Across the listing below, count the lines that mention the string "JSON". Reply with the figure only.

Records from a collection
--- --- ---
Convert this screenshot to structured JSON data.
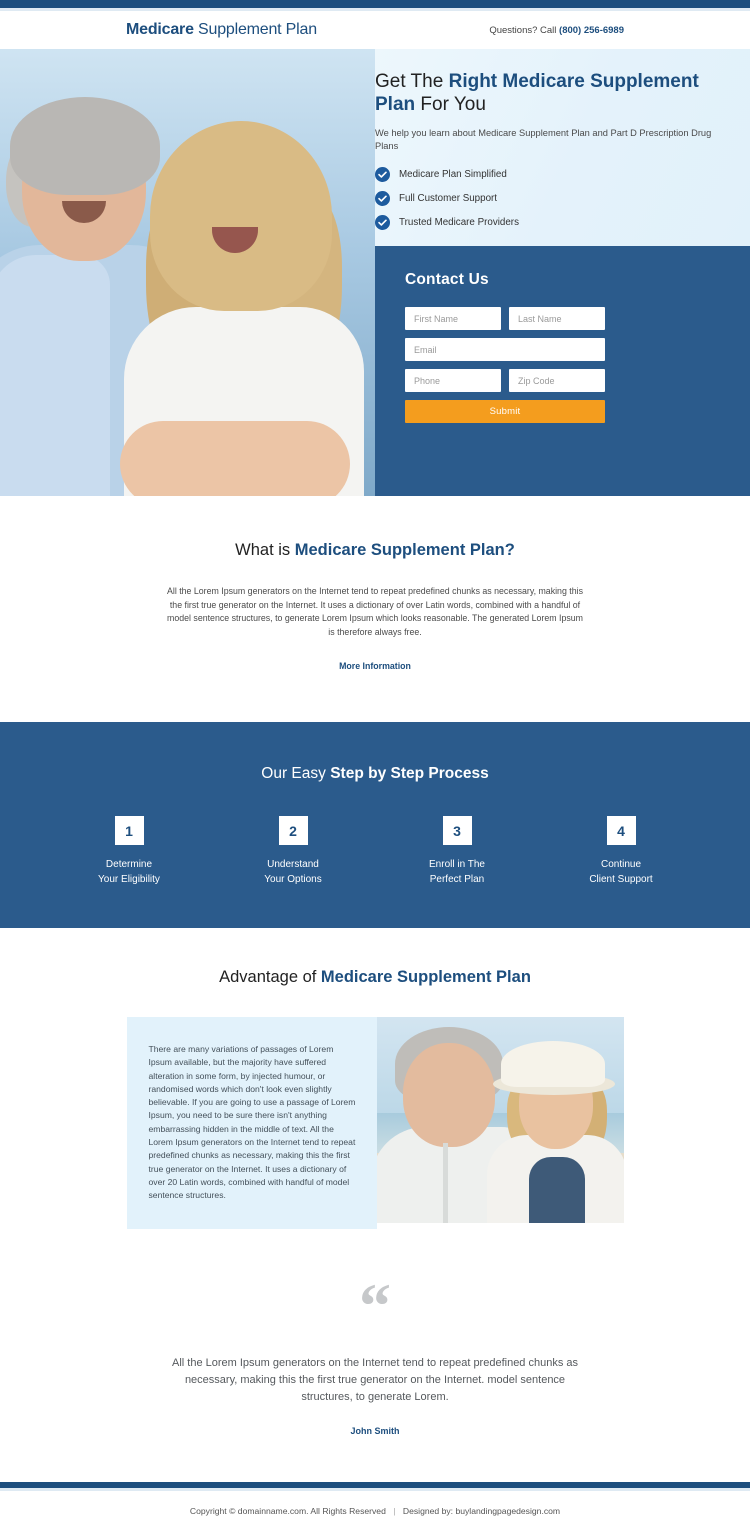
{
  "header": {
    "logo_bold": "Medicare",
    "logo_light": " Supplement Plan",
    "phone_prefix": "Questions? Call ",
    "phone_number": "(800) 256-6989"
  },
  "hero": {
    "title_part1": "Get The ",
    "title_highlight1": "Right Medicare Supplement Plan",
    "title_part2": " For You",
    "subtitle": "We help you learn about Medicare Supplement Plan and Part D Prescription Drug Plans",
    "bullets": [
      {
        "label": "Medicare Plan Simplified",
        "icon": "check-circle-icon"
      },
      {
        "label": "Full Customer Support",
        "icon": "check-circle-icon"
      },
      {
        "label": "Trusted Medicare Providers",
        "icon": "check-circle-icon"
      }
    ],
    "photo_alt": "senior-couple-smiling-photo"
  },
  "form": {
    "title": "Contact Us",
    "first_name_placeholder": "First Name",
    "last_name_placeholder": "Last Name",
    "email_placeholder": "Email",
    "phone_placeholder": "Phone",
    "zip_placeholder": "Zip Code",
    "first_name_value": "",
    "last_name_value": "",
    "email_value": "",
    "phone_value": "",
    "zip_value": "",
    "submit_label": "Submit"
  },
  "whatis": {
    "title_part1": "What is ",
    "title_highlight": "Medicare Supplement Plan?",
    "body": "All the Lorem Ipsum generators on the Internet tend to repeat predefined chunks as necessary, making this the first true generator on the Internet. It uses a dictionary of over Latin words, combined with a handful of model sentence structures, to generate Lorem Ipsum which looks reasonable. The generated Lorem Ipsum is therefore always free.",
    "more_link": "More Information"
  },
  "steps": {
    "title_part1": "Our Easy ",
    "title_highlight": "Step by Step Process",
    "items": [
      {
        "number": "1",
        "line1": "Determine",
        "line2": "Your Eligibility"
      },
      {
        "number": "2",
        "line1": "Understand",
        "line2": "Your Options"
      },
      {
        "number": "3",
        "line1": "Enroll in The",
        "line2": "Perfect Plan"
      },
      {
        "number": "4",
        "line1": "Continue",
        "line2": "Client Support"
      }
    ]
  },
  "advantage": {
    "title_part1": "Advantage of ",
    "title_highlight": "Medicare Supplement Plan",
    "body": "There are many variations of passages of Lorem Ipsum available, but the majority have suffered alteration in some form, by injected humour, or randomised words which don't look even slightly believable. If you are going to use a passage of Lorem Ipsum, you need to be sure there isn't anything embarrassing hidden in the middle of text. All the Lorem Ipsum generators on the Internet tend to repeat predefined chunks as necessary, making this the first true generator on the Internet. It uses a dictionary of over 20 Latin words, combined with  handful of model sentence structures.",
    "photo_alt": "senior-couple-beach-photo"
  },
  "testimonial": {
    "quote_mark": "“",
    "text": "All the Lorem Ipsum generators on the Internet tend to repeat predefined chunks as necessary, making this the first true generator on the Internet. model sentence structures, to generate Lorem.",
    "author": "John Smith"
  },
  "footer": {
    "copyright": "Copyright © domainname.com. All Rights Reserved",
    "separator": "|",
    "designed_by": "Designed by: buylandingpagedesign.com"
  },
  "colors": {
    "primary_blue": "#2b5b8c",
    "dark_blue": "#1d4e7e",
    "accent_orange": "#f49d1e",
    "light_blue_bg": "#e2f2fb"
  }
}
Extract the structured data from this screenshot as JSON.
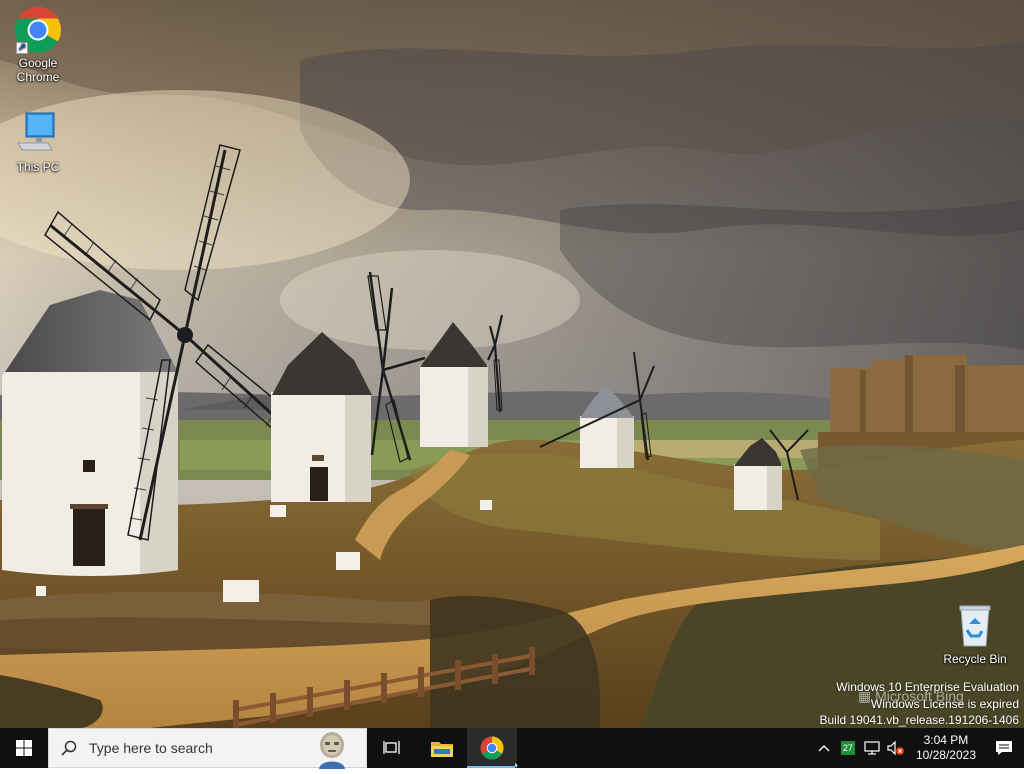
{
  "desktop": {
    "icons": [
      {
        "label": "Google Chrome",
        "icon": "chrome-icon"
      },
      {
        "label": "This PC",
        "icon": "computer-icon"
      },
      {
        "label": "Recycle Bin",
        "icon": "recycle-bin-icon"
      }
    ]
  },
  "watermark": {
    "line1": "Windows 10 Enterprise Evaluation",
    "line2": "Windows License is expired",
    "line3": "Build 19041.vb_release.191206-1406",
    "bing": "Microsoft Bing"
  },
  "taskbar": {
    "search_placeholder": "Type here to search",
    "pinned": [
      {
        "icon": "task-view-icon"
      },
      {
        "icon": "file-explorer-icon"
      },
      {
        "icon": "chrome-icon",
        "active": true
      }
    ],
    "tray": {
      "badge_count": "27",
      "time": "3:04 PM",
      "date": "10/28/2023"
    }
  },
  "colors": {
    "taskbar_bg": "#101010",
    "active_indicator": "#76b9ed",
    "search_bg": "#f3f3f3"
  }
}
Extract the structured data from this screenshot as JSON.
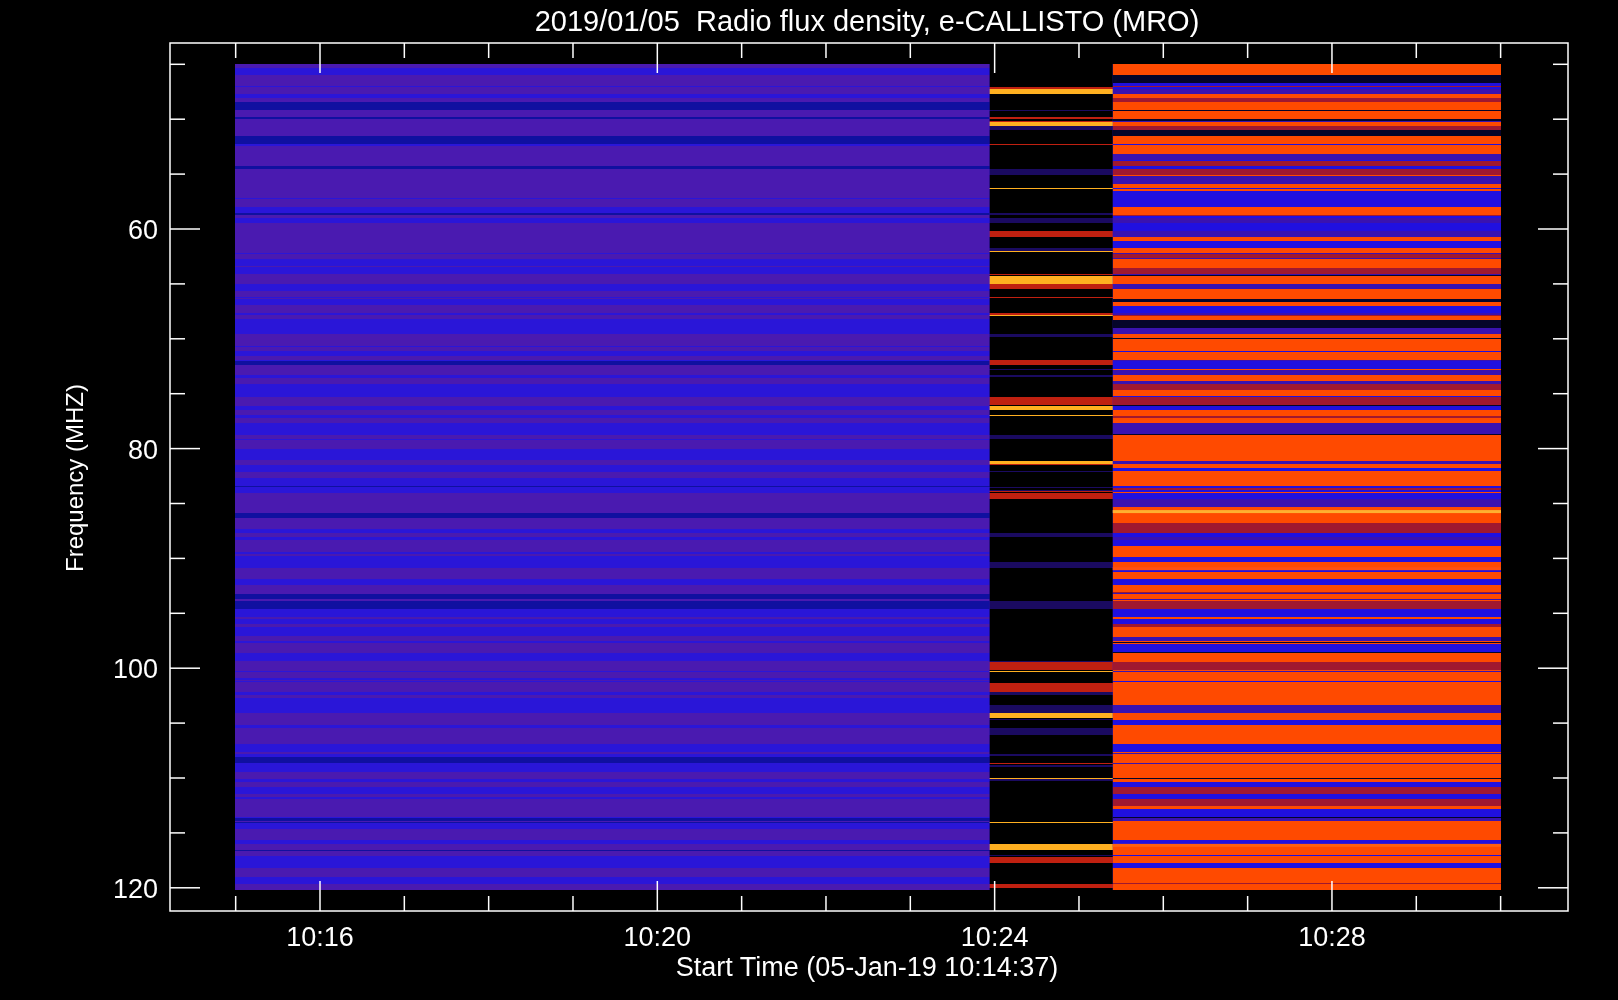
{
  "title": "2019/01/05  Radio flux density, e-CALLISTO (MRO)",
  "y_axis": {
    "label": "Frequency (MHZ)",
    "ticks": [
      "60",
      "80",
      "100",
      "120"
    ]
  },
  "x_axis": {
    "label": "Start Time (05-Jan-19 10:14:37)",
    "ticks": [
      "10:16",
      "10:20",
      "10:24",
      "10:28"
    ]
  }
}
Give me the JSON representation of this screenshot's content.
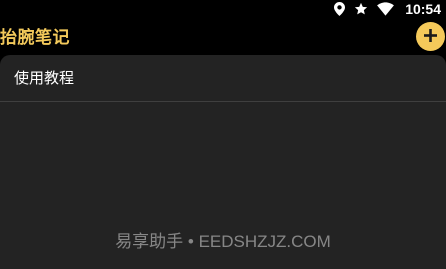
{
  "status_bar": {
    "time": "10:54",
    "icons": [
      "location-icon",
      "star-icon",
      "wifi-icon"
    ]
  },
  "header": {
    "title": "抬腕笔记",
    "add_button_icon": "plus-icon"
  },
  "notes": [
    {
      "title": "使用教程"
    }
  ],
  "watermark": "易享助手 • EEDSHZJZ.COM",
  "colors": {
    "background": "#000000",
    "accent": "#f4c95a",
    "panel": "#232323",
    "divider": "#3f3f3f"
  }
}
--- --- ---
SOLVED PROBLEM ::
4